* Information shown *
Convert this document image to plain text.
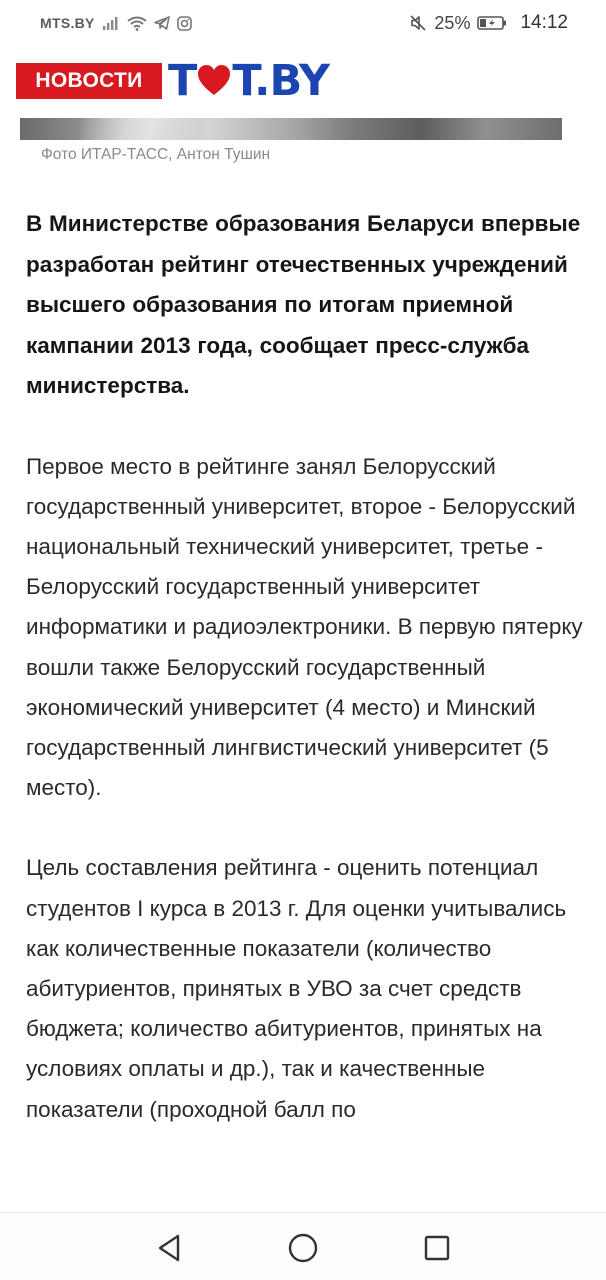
MTS.BY	25%	14:12
НОВОСТИ T T.BY
Фото ИТАР-ТАСС, Антон Тушин

В Министерстве образования Беларуси впервые разработан рейтинг отечественных учреждений высшего образования по итогам приемной кампании 2013 года, сообщает пресс-служба министерства.

Первое место в рейтинге занял Белорусский государственный университет, второе - Белорусский национальный технический университет, третье - Белорусский государственный университет информатики и радиоэлектроники. В первую пятерку вошли также Белорусский государственный экономический университет (4 место) и Минский государственный лингвистический университет (5 место).

Цель составления рейтинга - оценить потенциал студентов I курса в 2013 г. Для оценки учитывались как количественные показатели (количество абитуриентов, принятых в УВО за счет средств бюджета; количество абитуриентов, принятых на условиях оплаты и др.), так и качественные показатели (проходной балл по
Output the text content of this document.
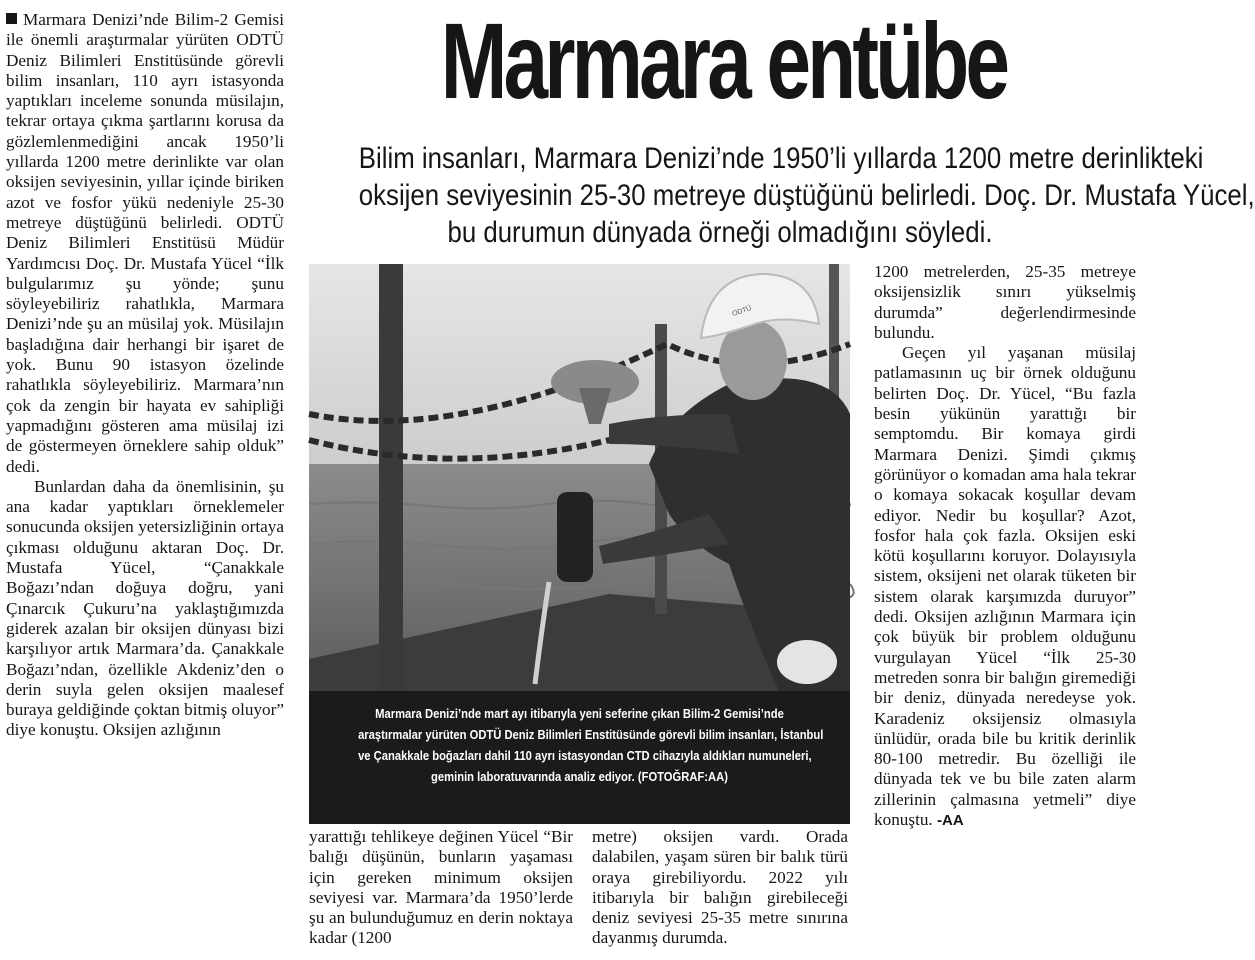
Marmara Denizi’nde Bilim-2 Gemisi ile önemli araştırmalar yürüten ODTÜ Deniz Bilimleri Enstitüsünde görevli bilim insanları, 110 ayrı istasyonda yaptıkları inceleme sonunda müsilajın, tekrar ortaya çıkma şartlarını korusa da gözlemlenmediğini ancak 1950’li yıllarda 1200 metre derinlikte var olan oksijen seviyesinin, yıllar içinde biriken azot ve fosfor yükü nedeniyle 25-30 metreye düştüğünü belirledi. ODTÜ Deniz Bilimleri Enstitüsü Müdür Yardımcısı Doç. Dr. Mustafa Yücel “İlk bulgularımız şu yönde; şunu söyleyebiliriz rahatlıkla, Marmara Denizi’nde şu an müsilaj yok. Müsilajın başladığına dair herhangi bir işaret de yok. Bunu 90 istasyon özelinde rahatlıkla söyleyebiliriz. Marmara’nın çok da zengin bir hayata ev sahipliği yapmadığını gösteren ama müsilaj izi de göstermeyen örneklere sahip olduk” dedi.

Bunlardan daha da önemlisinin, şu ana kadar yaptıkları örneklemeler sonucunda oksijen yetersizliğinin ortaya çıkması olduğunu aktaran Doç. Dr. Mustafa Yücel, “Çanakkale Boğazı’ndan doğuya doğru, yani Çınarcık Çukuru’na yaklaştığımızda giderek azalan bir oksijen dünyası bizi karşılıyor artık Marmara’da. Çanakkale Boğazı’ndan, özellikle Akdeniz’den o derin suyla gelen oksijen maalesef buraya geldiğinde çoktan bitmiş oluyor” diye konuştu. Oksijen azlığının

Marmara entübe
Bilim insanları, Marmara Denizi’nde 1950’li yıllarda 1200 metre derinlikteki
oksijen seviyesinin 25-30 metreye düştüğünü belirledi. Doç. Dr. Mustafa Yücel,
bu durumun dünyada örneği olmadığını söyledi.
ODTÜ
Marmara Denizi’nde mart ayı itibarıyla yeni seferine çıkan Bilim-2 Gemisi’nde
araştırmalar yürüten ODTÜ Deniz Bilimleri Enstitüsünde görevli bilim insanları, İstanbul
ve Çanakkale boğazları dahil 110 ayrı istasyondan CTD cihazıyla aldıkları numuneleri,
geminin laboratuvarında analiz ediyor. (FOTOĞRAF:AA)

yarattığı tehlikeye değinen Yücel “Bir balığı düşünün, bunların yaşaması için gereken minimum oksijen seviyesi var. Marmara’da 1950’lerde şu an bulunduğumuz en derin noktaya kadar (1200

metre) oksijen vardı. Orada dalabilen, yaşam süren bir balık türü oraya girebiliyordu. 2022 yılı itibarıyla bir balığın girebileceği deniz seviyesi 25-35 metre sınırına dayanmış durumda.

1200 metrelerden, 25-35 metreye oksijensizlik sınırı yükselmiş durumda” değerlendirmesinde bulundu.

Geçen yıl yaşanan müsilaj patlamasının uç bir örnek olduğunu belirten Doç. Dr. Yücel, “Bu fazla besin yükünün yarattığı bir semptomdu. Bir komaya girdi Marmara Denizi. Şimdi çıkmış görünüyor o komadan ama hala tekrar o komaya sokacak koşullar devam ediyor. Nedir bu koşullar? Azot, fosfor hala çok fazla. Oksijen eski kötü koşullarını koruyor. Dolayısıyla sistem, oksijeni net olarak tüketen bir sistem olarak karşımızda duruyor” dedi. Oksijen azlığının Marmara için çok büyük bir problem olduğunu vurgulayan Yücel “İlk 25-30 metreden sonra bir balığın giremediği bir deniz, dünyada neredeyse yok. Karadeniz oksijensiz olmasıyla ünlüdür, orada bile bu kritik derinlik 80-100 metredir. Bu özelliği ile dünyada tek ve bu bile zaten alarm zillerinin çalmasına yetmeli” diye konuştu. -AA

* Exercise description *
Write out the records above exactly as they stand, leaving out every picture.

* The response *
Convert this document image to plain text.
MTS.BY	25%	14:12
НОВОСТИ T T.BY
Фото ИТАР-ТАСС, Антон Тушин

В Министерстве образования Беларуси впервые разработан рейтинг отечественных учреждений высшего образования по итогам приемной кампании 2013 года, сообщает пресс-служба министерства.

Первое место в рейтинге занял Белорусский государственный университет, второе - Белорусский национальный технический университет, третье - Белорусский государственный университет информатики и радиоэлектроники. В первую пятерку вошли также Белорусский государственный экономический университет (4 место) и Минский государственный лингвистический университет (5 место).

Цель составления рейтинга - оценить потенциал студентов I курса в 2013 г. Для оценки учитывались как количественные показатели (количество абитуриентов, принятых в УВО за счет средств бюджета; количество абитуриентов, принятых на условиях оплаты и др.), так и качественные показатели (проходной балл по
Output the text content of this document.
Marmara Denizi’nde Bilim-2 Gemisi ile önemli araştırmalar yürüten ODTÜ Deniz Bilimleri Enstitüsünde görevli bilim insanları, 110 ayrı istasyonda yaptıkları inceleme sonunda müsilajın, tekrar ortaya çıkma şartlarını korusa da gözlemlenmediğini ancak 1950’li yıllarda 1200 metre derinlikte var olan oksijen seviyesinin, yıllar içinde biriken azot ve fosfor yükü nedeniyle 25-30 metreye düştüğünü belirledi. ODTÜ Deniz Bilimleri Enstitüsü Müdür Yardımcısı Doç. Dr. Mustafa Yücel “İlk bulgularımız şu yönde; şunu söyleyebiliriz rahatlıkla, Marmara Denizi’nde şu an müsilaj yok. Müsilajın başladığına dair herhangi bir işaret de yok. Bunu 90 istasyon özelinde rahatlıkla söyleyebiliriz. Marmara’nın çok da zengin bir hayata ev sahipliği yapmadığını gösteren ama müsilaj izi de göstermeyen örneklere sahip olduk” dedi.

Bunlardan daha da önemlisinin, şu ana kadar yaptıkları örneklemeler sonucunda oksijen yetersizliğinin ortaya çıkması olduğunu aktaran Doç. Dr. Mustafa Yücel, “Çanakkale Boğazı’ndan doğuya doğru, yani Çınarcık Çukuru’na yaklaştığımızda giderek azalan bir oksijen dünyası bizi karşılıyor artık Marmara’da. Çanakkale Boğazı’ndan, özellikle Akdeniz’den o derin suyla gelen oksijen maalesef buraya geldiğinde çoktan bitmiş oluyor” diye konuştu. Oksijen azlığının

Marmara entübe
Bilim insanları, Marmara Denizi’nde 1950’li yıllarda 1200 metre derinlikteki
oksijen seviyesinin 25-30 metreye düştüğünü belirledi. Doç. Dr. Mustafa Yücel,
bu durumun dünyada örneği olmadığını söyledi.
ODTÜ
Marmara Denizi’nde mart ayı itibarıyla yeni seferine çıkan Bilim-2 Gemisi’nde
araştırmalar yürüten ODTÜ Deniz Bilimleri Enstitüsünde görevli bilim insanları, İstanbul
ve Çanakkale boğazları dahil 110 ayrı istasyondan CTD cihazıyla aldıkları numuneleri,
geminin laboratuvarında analiz ediyor. (FOTOĞRAF:AA)

yarattığı tehlikeye değinen Yücel “Bir balığı düşünün, bunların yaşaması için gereken minimum oksijen seviyesi var. Marmara’da 1950’lerde şu an bulunduğumuz en derin noktaya kadar (1200

metre) oksijen vardı. Orada dalabilen, yaşam süren bir balık türü oraya girebiliyordu. 2022 yılı itibarıyla bir balığın girebileceği deniz seviyesi 25-35 metre sınırına dayanmış durumda.

1200 metrelerden, 25-35 metreye oksijensizlik sınırı yükselmiş durumda” değerlendirmesinde bulundu.

Geçen yıl yaşanan müsilaj patlamasının uç bir örnek olduğunu belirten Doç. Dr. Yücel, “Bu fazla besin yükünün yarattığı bir semptomdu. Bir komaya girdi Marmara Denizi. Şimdi çıkmış görünüyor o komadan ama hala tekrar o komaya sokacak koşullar devam ediyor. Nedir bu koşullar? Azot, fosfor hala çok fazla. Oksijen eski kötü koşullarını koruyor. Dolayısıyla sistem, oksijeni net olarak tüketen bir sistem olarak karşımızda duruyor” dedi. Oksijen azlığının Marmara için çok büyük bir problem olduğunu vurgulayan Yücel “İlk 25-30 metreden sonra bir balığın giremediği bir deniz, dünyada neredeyse yok. Karadeniz oksijensiz olmasıyla ünlüdür, orada bile bu kritik derinlik 80-100 metredir. Bu özelliği ile dünyada tek ve bu bile zaten alarm zillerinin çalmasına yetmeli” diye konuştu. -AA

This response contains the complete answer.